◆ Problem
Copy out each line of the material in which the word "whole" appears.

◆ Dataset excerpts
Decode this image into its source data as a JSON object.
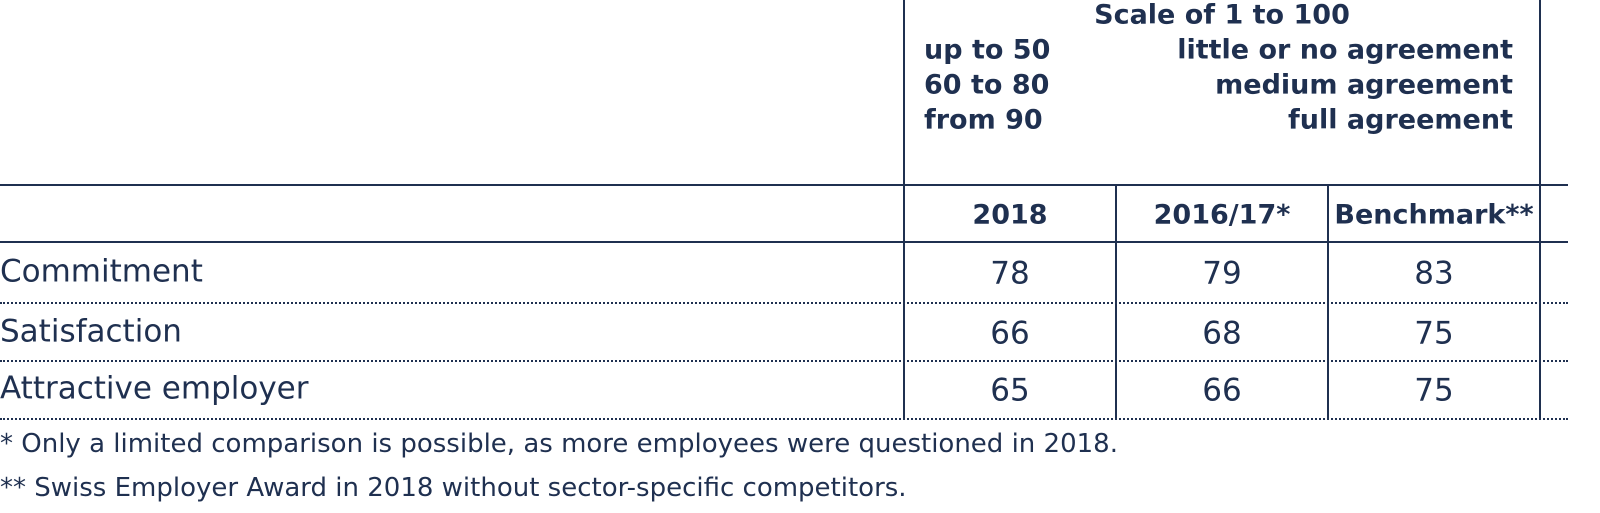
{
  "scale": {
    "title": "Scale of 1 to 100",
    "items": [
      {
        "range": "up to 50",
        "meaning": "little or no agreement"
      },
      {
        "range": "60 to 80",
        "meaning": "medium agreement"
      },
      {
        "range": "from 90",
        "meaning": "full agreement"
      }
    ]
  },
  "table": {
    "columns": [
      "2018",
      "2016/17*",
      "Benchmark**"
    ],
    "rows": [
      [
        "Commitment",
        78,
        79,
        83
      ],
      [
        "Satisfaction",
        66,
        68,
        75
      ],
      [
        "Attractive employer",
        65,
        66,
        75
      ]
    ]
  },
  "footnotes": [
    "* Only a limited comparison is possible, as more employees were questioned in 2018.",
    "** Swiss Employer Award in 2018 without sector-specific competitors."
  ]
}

==

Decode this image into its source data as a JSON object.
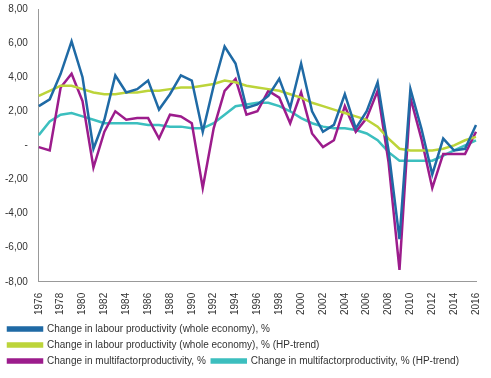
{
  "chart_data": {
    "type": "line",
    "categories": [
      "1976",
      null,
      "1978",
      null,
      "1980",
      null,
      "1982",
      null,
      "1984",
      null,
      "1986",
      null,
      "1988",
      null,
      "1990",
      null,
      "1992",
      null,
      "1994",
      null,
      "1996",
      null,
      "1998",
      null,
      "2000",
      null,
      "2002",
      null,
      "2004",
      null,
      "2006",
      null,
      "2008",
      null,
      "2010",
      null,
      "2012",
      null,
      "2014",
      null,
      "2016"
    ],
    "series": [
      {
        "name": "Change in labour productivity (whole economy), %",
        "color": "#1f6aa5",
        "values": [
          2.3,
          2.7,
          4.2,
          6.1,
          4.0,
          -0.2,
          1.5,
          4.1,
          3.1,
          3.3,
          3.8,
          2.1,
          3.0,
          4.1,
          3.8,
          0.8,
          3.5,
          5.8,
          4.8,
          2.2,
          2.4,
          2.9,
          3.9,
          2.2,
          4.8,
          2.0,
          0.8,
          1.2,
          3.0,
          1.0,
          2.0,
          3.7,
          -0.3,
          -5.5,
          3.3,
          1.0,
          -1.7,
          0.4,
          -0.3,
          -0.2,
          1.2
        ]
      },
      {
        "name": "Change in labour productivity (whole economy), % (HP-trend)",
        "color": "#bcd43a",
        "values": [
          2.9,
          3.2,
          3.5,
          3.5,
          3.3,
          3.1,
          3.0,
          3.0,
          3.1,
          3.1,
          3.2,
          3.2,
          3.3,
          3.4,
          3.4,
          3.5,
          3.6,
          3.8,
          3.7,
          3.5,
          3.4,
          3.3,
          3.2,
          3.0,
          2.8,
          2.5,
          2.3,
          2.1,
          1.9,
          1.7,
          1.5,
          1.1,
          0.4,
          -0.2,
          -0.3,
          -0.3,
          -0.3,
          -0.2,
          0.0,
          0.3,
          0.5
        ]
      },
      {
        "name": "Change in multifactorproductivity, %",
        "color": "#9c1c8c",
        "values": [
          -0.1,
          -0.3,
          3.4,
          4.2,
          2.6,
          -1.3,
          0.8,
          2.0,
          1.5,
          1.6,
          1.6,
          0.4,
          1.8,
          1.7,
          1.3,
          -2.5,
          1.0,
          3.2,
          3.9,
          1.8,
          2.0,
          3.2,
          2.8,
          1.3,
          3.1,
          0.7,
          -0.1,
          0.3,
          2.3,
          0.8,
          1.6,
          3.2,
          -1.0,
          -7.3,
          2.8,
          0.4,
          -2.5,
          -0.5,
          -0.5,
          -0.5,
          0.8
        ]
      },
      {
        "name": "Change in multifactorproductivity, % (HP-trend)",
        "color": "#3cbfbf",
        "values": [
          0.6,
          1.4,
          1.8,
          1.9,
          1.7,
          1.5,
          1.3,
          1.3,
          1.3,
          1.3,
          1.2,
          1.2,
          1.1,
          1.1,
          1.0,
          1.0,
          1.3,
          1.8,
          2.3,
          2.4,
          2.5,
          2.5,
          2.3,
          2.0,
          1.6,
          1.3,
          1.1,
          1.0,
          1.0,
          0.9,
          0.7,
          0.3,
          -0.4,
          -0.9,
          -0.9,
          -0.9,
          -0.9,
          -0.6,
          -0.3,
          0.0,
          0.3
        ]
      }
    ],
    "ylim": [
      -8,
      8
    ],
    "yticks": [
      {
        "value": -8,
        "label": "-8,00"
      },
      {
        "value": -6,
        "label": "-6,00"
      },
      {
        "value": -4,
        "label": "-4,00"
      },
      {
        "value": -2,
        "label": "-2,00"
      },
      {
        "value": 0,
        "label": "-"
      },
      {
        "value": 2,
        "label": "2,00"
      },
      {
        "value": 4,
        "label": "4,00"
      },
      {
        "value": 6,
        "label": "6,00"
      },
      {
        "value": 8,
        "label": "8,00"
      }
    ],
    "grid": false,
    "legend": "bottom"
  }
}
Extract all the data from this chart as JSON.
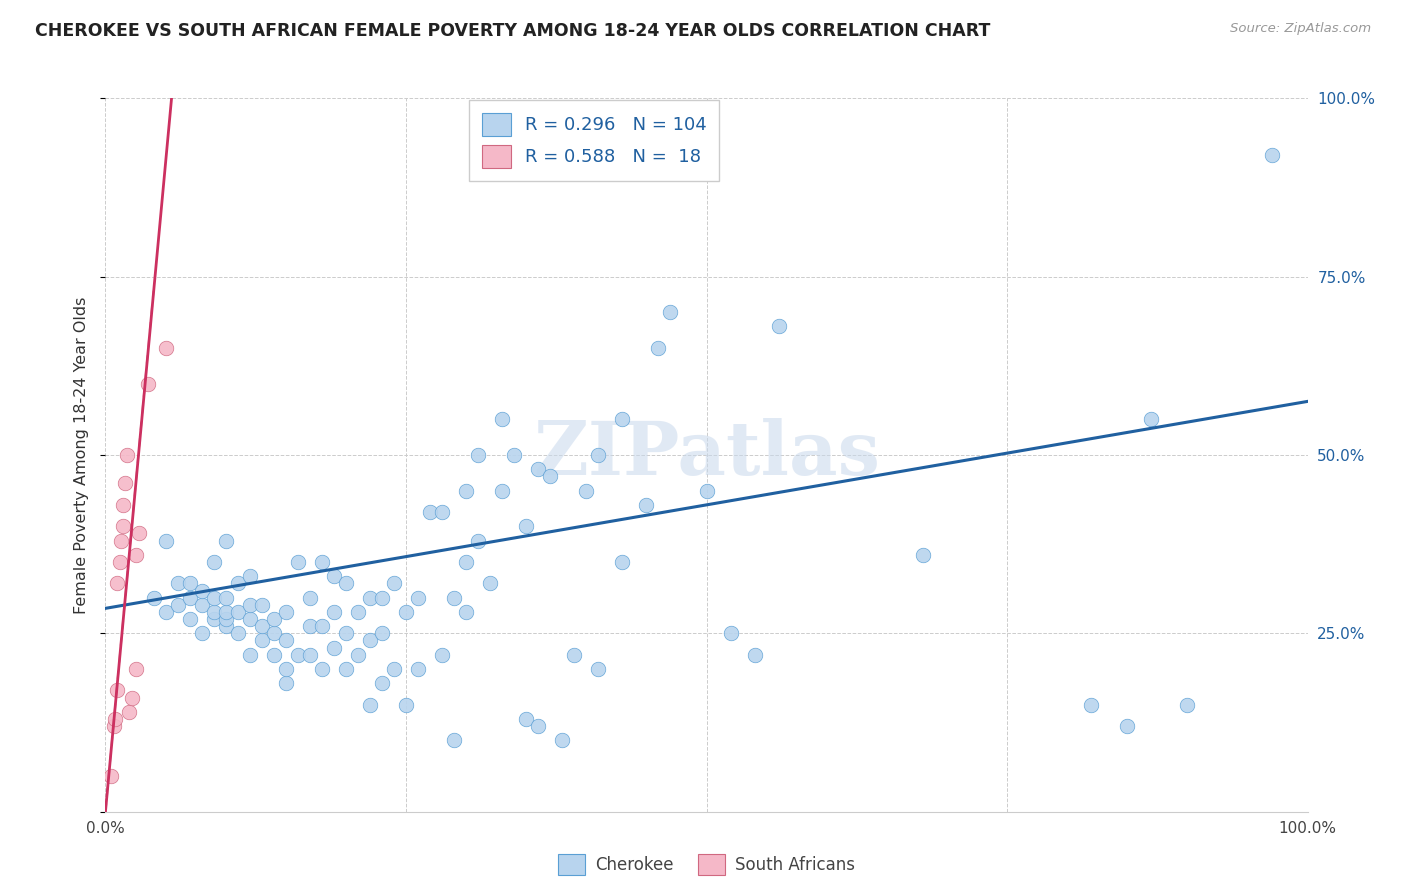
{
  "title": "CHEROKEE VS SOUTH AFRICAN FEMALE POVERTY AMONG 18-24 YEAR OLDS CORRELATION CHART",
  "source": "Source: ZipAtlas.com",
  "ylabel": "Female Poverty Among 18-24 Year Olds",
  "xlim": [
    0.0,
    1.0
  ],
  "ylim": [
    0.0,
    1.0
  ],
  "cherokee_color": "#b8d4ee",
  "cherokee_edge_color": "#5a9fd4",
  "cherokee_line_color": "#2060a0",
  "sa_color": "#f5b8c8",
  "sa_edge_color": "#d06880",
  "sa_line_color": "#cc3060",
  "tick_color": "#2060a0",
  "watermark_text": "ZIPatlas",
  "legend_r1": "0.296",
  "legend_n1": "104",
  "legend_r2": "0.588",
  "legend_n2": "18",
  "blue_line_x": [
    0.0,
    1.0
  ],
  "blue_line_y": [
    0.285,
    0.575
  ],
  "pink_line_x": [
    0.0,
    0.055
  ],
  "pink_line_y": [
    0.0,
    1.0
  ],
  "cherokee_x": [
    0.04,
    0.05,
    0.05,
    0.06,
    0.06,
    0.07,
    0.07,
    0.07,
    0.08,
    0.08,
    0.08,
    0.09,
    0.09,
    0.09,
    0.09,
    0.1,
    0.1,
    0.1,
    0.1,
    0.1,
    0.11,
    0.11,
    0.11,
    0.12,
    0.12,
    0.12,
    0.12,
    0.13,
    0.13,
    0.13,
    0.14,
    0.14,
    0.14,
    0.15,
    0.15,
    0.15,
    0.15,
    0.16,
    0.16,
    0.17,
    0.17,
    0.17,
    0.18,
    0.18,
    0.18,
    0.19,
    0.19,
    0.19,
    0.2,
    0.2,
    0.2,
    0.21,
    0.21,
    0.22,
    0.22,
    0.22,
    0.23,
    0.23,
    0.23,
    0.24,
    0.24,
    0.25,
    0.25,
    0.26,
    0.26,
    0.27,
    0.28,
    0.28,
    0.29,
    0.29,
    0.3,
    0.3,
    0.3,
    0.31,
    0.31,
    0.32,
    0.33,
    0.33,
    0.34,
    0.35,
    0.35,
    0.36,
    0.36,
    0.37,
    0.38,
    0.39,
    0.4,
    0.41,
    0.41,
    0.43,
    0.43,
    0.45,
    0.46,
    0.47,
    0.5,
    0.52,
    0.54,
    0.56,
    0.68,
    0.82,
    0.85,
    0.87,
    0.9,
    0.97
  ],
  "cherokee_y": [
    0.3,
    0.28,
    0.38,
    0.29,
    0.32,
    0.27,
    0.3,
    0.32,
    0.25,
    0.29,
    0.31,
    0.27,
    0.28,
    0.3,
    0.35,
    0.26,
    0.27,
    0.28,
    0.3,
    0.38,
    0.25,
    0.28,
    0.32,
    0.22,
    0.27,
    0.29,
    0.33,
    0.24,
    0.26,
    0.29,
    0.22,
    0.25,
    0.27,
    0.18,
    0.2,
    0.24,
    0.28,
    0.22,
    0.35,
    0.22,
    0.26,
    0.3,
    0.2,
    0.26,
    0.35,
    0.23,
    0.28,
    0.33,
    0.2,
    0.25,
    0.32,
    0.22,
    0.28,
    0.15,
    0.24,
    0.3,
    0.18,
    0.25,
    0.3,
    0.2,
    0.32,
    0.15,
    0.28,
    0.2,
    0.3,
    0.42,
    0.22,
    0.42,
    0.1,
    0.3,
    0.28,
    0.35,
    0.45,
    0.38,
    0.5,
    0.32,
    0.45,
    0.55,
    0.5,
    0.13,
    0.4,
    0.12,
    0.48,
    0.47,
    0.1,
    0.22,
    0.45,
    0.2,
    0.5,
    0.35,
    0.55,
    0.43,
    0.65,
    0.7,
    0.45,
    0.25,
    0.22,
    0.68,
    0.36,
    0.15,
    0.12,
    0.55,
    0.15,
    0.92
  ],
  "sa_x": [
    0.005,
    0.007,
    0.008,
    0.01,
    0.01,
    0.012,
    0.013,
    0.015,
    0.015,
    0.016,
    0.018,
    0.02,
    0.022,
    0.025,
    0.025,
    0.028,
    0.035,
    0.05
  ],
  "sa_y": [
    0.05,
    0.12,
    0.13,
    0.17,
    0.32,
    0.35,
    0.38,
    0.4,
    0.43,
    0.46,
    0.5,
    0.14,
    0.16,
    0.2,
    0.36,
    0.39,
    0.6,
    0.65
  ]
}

◆ Finished exercise
        "name": "Change in labour productivity (whole economy), %",
        "name": "Change in labour productivity (whole economy), % (HP-trend)",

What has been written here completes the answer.